EXTRACTED DATA →
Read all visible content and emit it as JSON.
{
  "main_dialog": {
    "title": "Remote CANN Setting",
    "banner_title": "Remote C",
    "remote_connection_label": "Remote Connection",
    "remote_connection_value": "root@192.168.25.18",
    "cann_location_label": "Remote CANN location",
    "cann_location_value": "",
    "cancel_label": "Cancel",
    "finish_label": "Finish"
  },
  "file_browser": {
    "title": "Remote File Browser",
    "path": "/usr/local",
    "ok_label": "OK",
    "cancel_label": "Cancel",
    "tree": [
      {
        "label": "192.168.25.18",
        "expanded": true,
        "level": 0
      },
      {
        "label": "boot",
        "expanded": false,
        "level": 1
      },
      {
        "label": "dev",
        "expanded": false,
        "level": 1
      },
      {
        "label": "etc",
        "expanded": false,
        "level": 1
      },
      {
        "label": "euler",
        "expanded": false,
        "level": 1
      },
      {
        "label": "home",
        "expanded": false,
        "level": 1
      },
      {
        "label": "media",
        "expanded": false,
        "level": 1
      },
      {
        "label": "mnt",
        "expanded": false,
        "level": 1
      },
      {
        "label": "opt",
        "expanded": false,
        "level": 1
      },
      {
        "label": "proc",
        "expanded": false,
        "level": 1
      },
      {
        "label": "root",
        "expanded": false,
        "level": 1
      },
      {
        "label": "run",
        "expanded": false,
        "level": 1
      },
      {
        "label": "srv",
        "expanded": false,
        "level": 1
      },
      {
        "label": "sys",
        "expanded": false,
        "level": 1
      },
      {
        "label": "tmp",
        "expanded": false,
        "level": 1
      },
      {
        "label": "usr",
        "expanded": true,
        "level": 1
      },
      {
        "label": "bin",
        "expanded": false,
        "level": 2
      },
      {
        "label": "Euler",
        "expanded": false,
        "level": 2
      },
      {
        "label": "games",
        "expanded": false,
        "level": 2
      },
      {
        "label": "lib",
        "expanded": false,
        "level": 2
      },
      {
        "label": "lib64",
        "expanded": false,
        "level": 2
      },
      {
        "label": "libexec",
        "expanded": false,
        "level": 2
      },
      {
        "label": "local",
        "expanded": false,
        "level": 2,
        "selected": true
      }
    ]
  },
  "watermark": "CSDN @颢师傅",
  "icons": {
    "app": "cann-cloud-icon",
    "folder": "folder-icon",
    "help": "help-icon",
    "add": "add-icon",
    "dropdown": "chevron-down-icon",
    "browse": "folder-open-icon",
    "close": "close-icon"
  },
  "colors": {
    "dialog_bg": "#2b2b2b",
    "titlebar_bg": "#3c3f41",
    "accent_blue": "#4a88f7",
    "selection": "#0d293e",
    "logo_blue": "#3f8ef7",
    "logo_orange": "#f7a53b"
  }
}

YOUR TASK →
Repeat the material above in full, quoting it exactly.

FINAL RESULT →
Read all visible content and emit it as JSON.
{
  "main_dialog": {
    "title": "Remote CANN Setting",
    "banner_title": "Remote C",
    "remote_connection_label": "Remote Connection",
    "remote_connection_value": "root@192.168.25.18",
    "cann_location_label": "Remote CANN location",
    "cann_location_value": "",
    "cancel_label": "Cancel",
    "finish_label": "Finish"
  },
  "file_browser": {
    "title": "Remote File Browser",
    "path": "/usr/local",
    "ok_label": "OK",
    "cancel_label": "Cancel",
    "tree": [
      {
        "label": "192.168.25.18",
        "expanded": true,
        "level": 0
      },
      {
        "label": "boot",
        "expanded": false,
        "level": 1
      },
      {
        "label": "dev",
        "expanded": false,
        "level": 1
      },
      {
        "label": "etc",
        "expanded": false,
        "level": 1
      },
      {
        "label": "euler",
        "expanded": false,
        "level": 1
      },
      {
        "label": "home",
        "expanded": false,
        "level": 1
      },
      {
        "label": "media",
        "expanded": false,
        "level": 1
      },
      {
        "label": "mnt",
        "expanded": false,
        "level": 1
      },
      {
        "label": "opt",
        "expanded": false,
        "level": 1
      },
      {
        "label": "proc",
        "expanded": false,
        "level": 1
      },
      {
        "label": "root",
        "expanded": false,
        "level": 1
      },
      {
        "label": "run",
        "expanded": false,
        "level": 1
      },
      {
        "label": "srv",
        "expanded": false,
        "level": 1
      },
      {
        "label": "sys",
        "expanded": false,
        "level": 1
      },
      {
        "label": "tmp",
        "expanded": false,
        "level": 1
      },
      {
        "label": "usr",
        "expanded": true,
        "level": 1
      },
      {
        "label": "bin",
        "expanded": false,
        "level": 2
      },
      {
        "label": "Euler",
        "expanded": false,
        "level": 2
      },
      {
        "label": "games",
        "expanded": false,
        "level": 2
      },
      {
        "label": "lib",
        "expanded": false,
        "level": 2
      },
      {
        "label": "lib64",
        "expanded": false,
        "level": 2
      },
      {
        "label": "libexec",
        "expanded": false,
        "level": 2
      },
      {
        "label": "local",
        "expanded": false,
        "level": 2,
        "selected": true
      }
    ]
  },
  "watermark": "CSDN @颢师傅",
  "icons": {
    "app": "cann-cloud-icon",
    "folder": "folder-icon",
    "help": "help-icon",
    "add": "add-icon",
    "dropdown": "chevron-down-icon",
    "browse": "folder-open-icon",
    "close": "close-icon"
  },
  "colors": {
    "dialog_bg": "#2b2b2b",
    "titlebar_bg": "#3c3f41",
    "accent_blue": "#4a88f7",
    "selection": "#0d293e",
    "logo_blue": "#3f8ef7",
    "logo_orange": "#f7a53b"
  }
}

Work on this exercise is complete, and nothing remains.